Exercise prompt: Exclude all pictures, then copy each of the records exactly as written.

Rows from a figure dataset:
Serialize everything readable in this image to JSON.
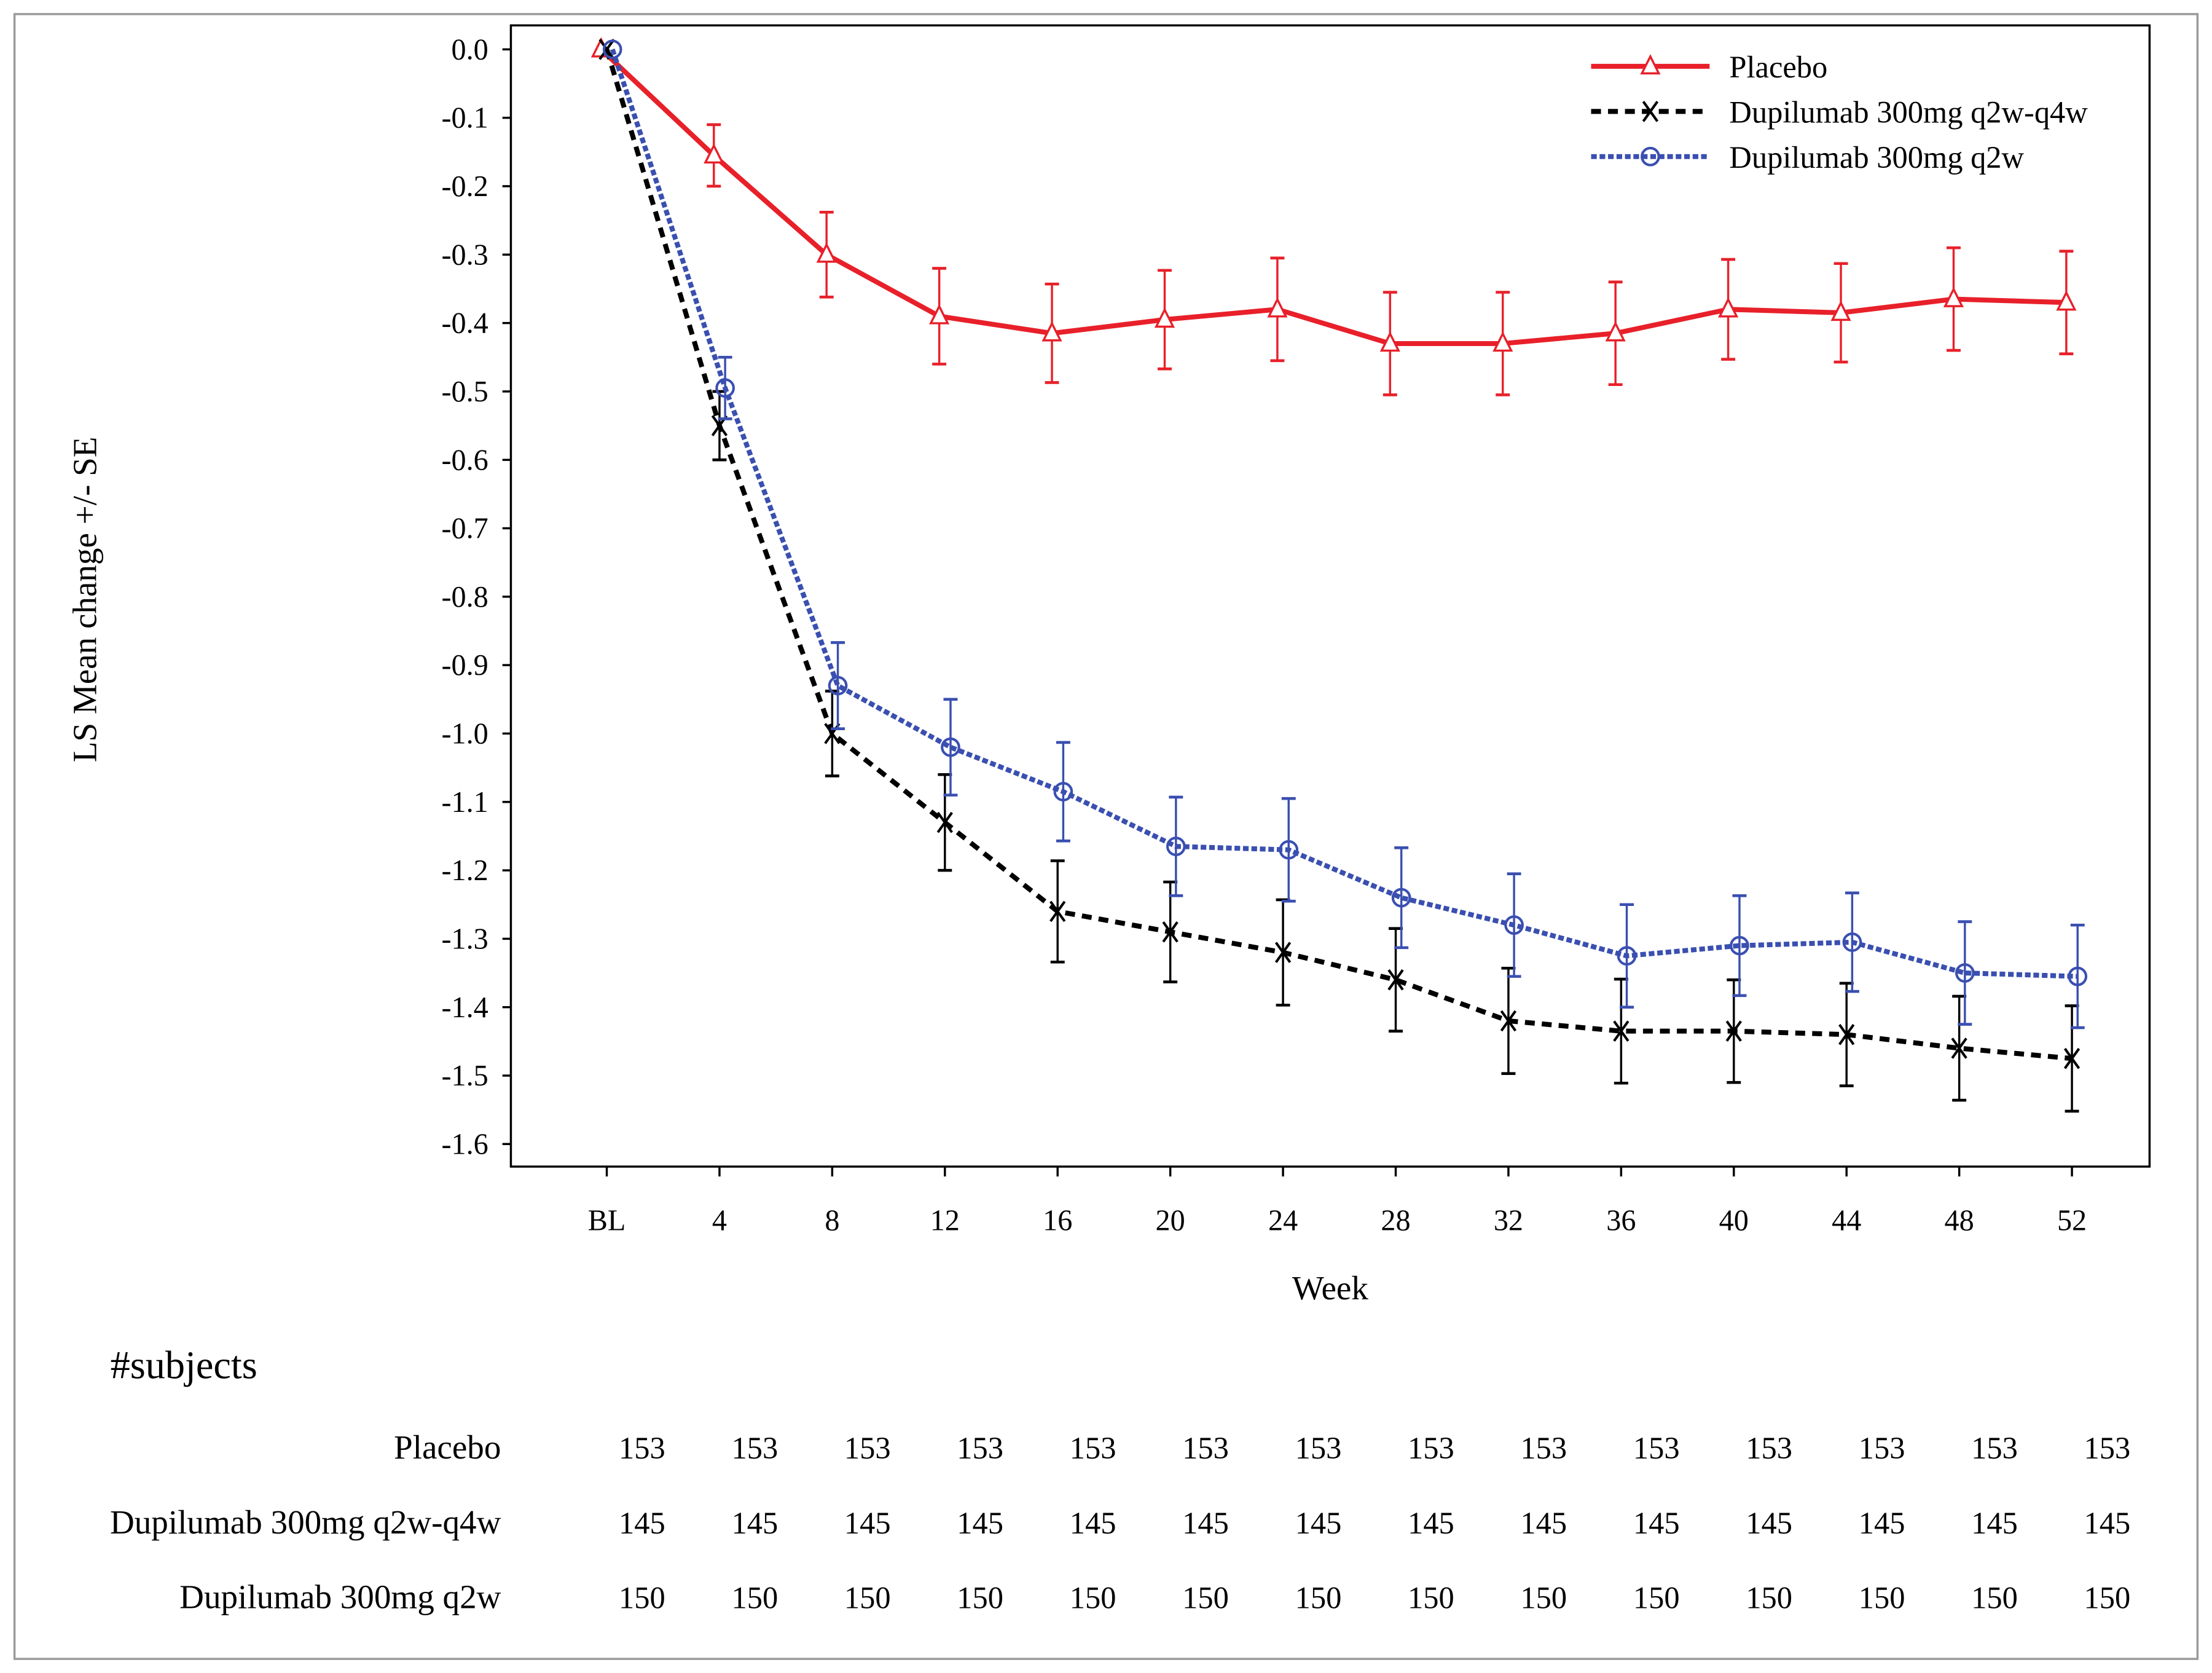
{
  "chart_data": {
    "type": "line",
    "ylabel": "LS Mean change +/- SE",
    "xlabel": "Week",
    "categories": [
      "BL",
      "4",
      "8",
      "12",
      "16",
      "20",
      "24",
      "28",
      "32",
      "36",
      "40",
      "44",
      "48",
      "52"
    ],
    "ylim": [
      -1.6,
      0.0
    ],
    "yticks": [
      "0.0",
      "-0.1",
      "-0.2",
      "-0.3",
      "-0.4",
      "-0.5",
      "-0.6",
      "-0.7",
      "-0.8",
      "-0.9",
      "-1.0",
      "-1.1",
      "-1.2",
      "-1.3",
      "-1.4",
      "-1.5",
      "-1.6"
    ],
    "grid": false,
    "legend_position": "top-right",
    "series": [
      {
        "name": "Placebo",
        "color": "#e8202a",
        "marker": "triangle",
        "line": "solid",
        "values": [
          0,
          -0.155,
          -0.3,
          -0.39,
          -0.415,
          -0.395,
          -0.38,
          -0.43,
          -0.43,
          -0.415,
          -0.38,
          -0.385,
          -0.365,
          -0.37
        ],
        "se": [
          0,
          0.045,
          0.062,
          0.07,
          0.072,
          0.072,
          0.075,
          0.075,
          0.075,
          0.075,
          0.073,
          0.072,
          0.075,
          0.075
        ]
      },
      {
        "name": "Dupilumab 300mg q2w-q4w",
        "color": "#000000",
        "marker": "x",
        "line": "dashed",
        "values": [
          0,
          -0.55,
          -1.0,
          -1.13,
          -1.26,
          -1.29,
          -1.32,
          -1.36,
          -1.42,
          -1.435,
          -1.435,
          -1.44,
          -1.46,
          -1.475
        ],
        "se": [
          0,
          0.05,
          0.062,
          0.07,
          0.074,
          0.073,
          0.077,
          0.075,
          0.077,
          0.076,
          0.075,
          0.075,
          0.076,
          0.077
        ]
      },
      {
        "name": "Dupilumab 300mg q2w",
        "color": "#3a4fb0",
        "marker": "circle",
        "line": "dotted",
        "values": [
          0,
          -0.495,
          -0.93,
          -1.02,
          -1.085,
          -1.165,
          -1.17,
          -1.24,
          -1.28,
          -1.325,
          -1.31,
          -1.305,
          -1.35,
          -1.355
        ],
        "se": [
          0,
          0.045,
          0.063,
          0.07,
          0.072,
          0.072,
          0.075,
          0.073,
          0.075,
          0.075,
          0.073,
          0.072,
          0.075,
          0.075
        ]
      }
    ]
  },
  "subjects": {
    "title": "#subjects",
    "rows": [
      {
        "label": "Placebo",
        "values": [
          "153",
          "153",
          "153",
          "153",
          "153",
          "153",
          "153",
          "153",
          "153",
          "153",
          "153",
          "153",
          "153",
          "153"
        ]
      },
      {
        "label": "Dupilumab 300mg q2w-q4w",
        "values": [
          "145",
          "145",
          "145",
          "145",
          "145",
          "145",
          "145",
          "145",
          "145",
          "145",
          "145",
          "145",
          "145",
          "145"
        ]
      },
      {
        "label": "Dupilumab 300mg q2w",
        "values": [
          "150",
          "150",
          "150",
          "150",
          "150",
          "150",
          "150",
          "150",
          "150",
          "150",
          "150",
          "150",
          "150",
          "150"
        ]
      }
    ]
  }
}
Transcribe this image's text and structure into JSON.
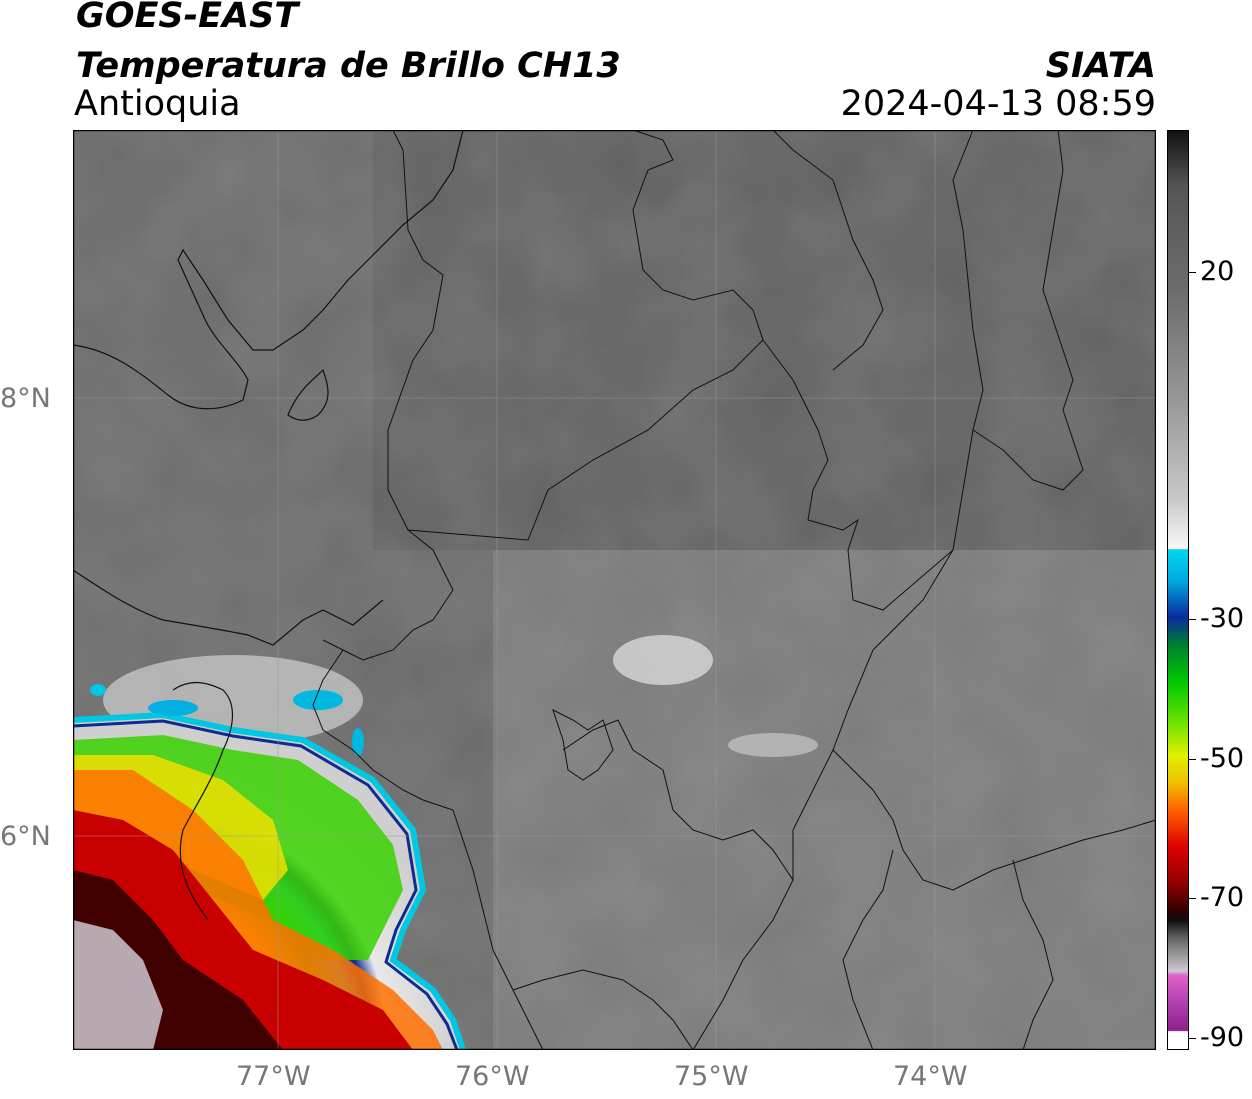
{
  "title": {
    "line1": "GOES-EAST",
    "line2": "Temperatura de Brillo CH13",
    "line3": "Antioquia",
    "brand": "SIATA",
    "datetime": "2024-04-13 08:59"
  },
  "map": {
    "lat_labels": [
      "8°N",
      "6°N"
    ],
    "lon_labels": [
      "77°W",
      "76°W",
      "75°W",
      "74°W"
    ]
  },
  "colorbar": {
    "ticks": [
      "20",
      "-30",
      "-50",
      "-70",
      "-90"
    ],
    "colors": {
      "black": "#111111",
      "gray": "#888888",
      "white": "#ffffff",
      "cyan": "#00d8f0",
      "blue": "#0a2a9c",
      "green": "#00c800",
      "yellow": "#f0f000",
      "orange": "#ff9000",
      "red": "#e00000",
      "darkred": "#600000",
      "magenta": "#d030c0",
      "purple": "#90208c"
    }
  }
}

Solution for this exercise:
Serialize everything readable in this image to JSON.
{
  "chart_data": {
    "type": "line",
    "ylabel": "LS Mean change +/- SE",
    "xlabel": "Week",
    "categories": [
      "BL",
      "4",
      "8",
      "12",
      "16",
      "20",
      "24",
      "28",
      "32",
      "36",
      "40",
      "44",
      "48",
      "52"
    ],
    "ylim": [
      -1.6,
      0.0
    ],
    "yticks": [
      "0.0",
      "-0.1",
      "-0.2",
      "-0.3",
      "-0.4",
      "-0.5",
      "-0.6",
      "-0.7",
      "-0.8",
      "-0.9",
      "-1.0",
      "-1.1",
      "-1.2",
      "-1.3",
      "-1.4",
      "-1.5",
      "-1.6"
    ],
    "grid": false,
    "legend_position": "top-right",
    "series": [
      {
        "name": "Placebo",
        "color": "#e8202a",
        "marker": "triangle",
        "line": "solid",
        "values": [
          0,
          -0.155,
          -0.3,
          -0.39,
          -0.415,
          -0.395,
          -0.38,
          -0.43,
          -0.43,
          -0.415,
          -0.38,
          -0.385,
          -0.365,
          -0.37
        ],
        "se": [
          0,
          0.045,
          0.062,
          0.07,
          0.072,
          0.072,
          0.075,
          0.075,
          0.075,
          0.075,
          0.073,
          0.072,
          0.075,
          0.075
        ]
      },
      {
        "name": "Dupilumab 300mg q2w-q4w",
        "color": "#000000",
        "marker": "x",
        "line": "dashed",
        "values": [
          0,
          -0.55,
          -1.0,
          -1.13,
          -1.26,
          -1.29,
          -1.32,
          -1.36,
          -1.42,
          -1.435,
          -1.435,
          -1.44,
          -1.46,
          -1.475
        ],
        "se": [
          0,
          0.05,
          0.062,
          0.07,
          0.074,
          0.073,
          0.077,
          0.075,
          0.077,
          0.076,
          0.075,
          0.075,
          0.076,
          0.077
        ]
      },
      {
        "name": "Dupilumab 300mg q2w",
        "color": "#3a4fb0",
        "marker": "circle",
        "line": "dotted",
        "values": [
          0,
          -0.495,
          -0.93,
          -1.02,
          -1.085,
          -1.165,
          -1.17,
          -1.24,
          -1.28,
          -1.325,
          -1.31,
          -1.305,
          -1.35,
          -1.355
        ],
        "se": [
          0,
          0.045,
          0.063,
          0.07,
          0.072,
          0.072,
          0.075,
          0.073,
          0.075,
          0.075,
          0.073,
          0.072,
          0.075,
          0.075
        ]
      }
    ]
  },
  "subjects": {
    "title": "#subjects",
    "rows": [
      {
        "label": "Placebo",
        "values": [
          "153",
          "153",
          "153",
          "153",
          "153",
          "153",
          "153",
          "153",
          "153",
          "153",
          "153",
          "153",
          "153",
          "153"
        ]
      },
      {
        "label": "Dupilumab 300mg q2w-q4w",
        "values": [
          "145",
          "145",
          "145",
          "145",
          "145",
          "145",
          "145",
          "145",
          "145",
          "145",
          "145",
          "145",
          "145",
          "145"
        ]
      },
      {
        "label": "Dupilumab 300mg q2w",
        "values": [
          "150",
          "150",
          "150",
          "150",
          "150",
          "150",
          "150",
          "150",
          "150",
          "150",
          "150",
          "150",
          "150",
          "150"
        ]
      }
    ]
  }
}
Transcribe this image's text and structure into JSON.
{
  "title": {
    "line1": "GOES-EAST",
    "line2": "Temperatura de Brillo CH13",
    "line3": "Antioquia",
    "brand": "SIATA",
    "datetime": "2024-04-13 08:59"
  },
  "map": {
    "lat_labels": [
      "8°N",
      "6°N"
    ],
    "lon_labels": [
      "77°W",
      "76°W",
      "75°W",
      "74°W"
    ]
  },
  "colorbar": {
    "ticks": [
      "20",
      "-30",
      "-50",
      "-70",
      "-90"
    ],
    "colors": {
      "black": "#111111",
      "gray": "#888888",
      "white": "#ffffff",
      "cyan": "#00d8f0",
      "blue": "#0a2a9c",
      "green": "#00c800",
      "yellow": "#f0f000",
      "orange": "#ff9000",
      "red": "#e00000",
      "darkred": "#600000",
      "magenta": "#d030c0",
      "purple": "#90208c"
    }
  }
}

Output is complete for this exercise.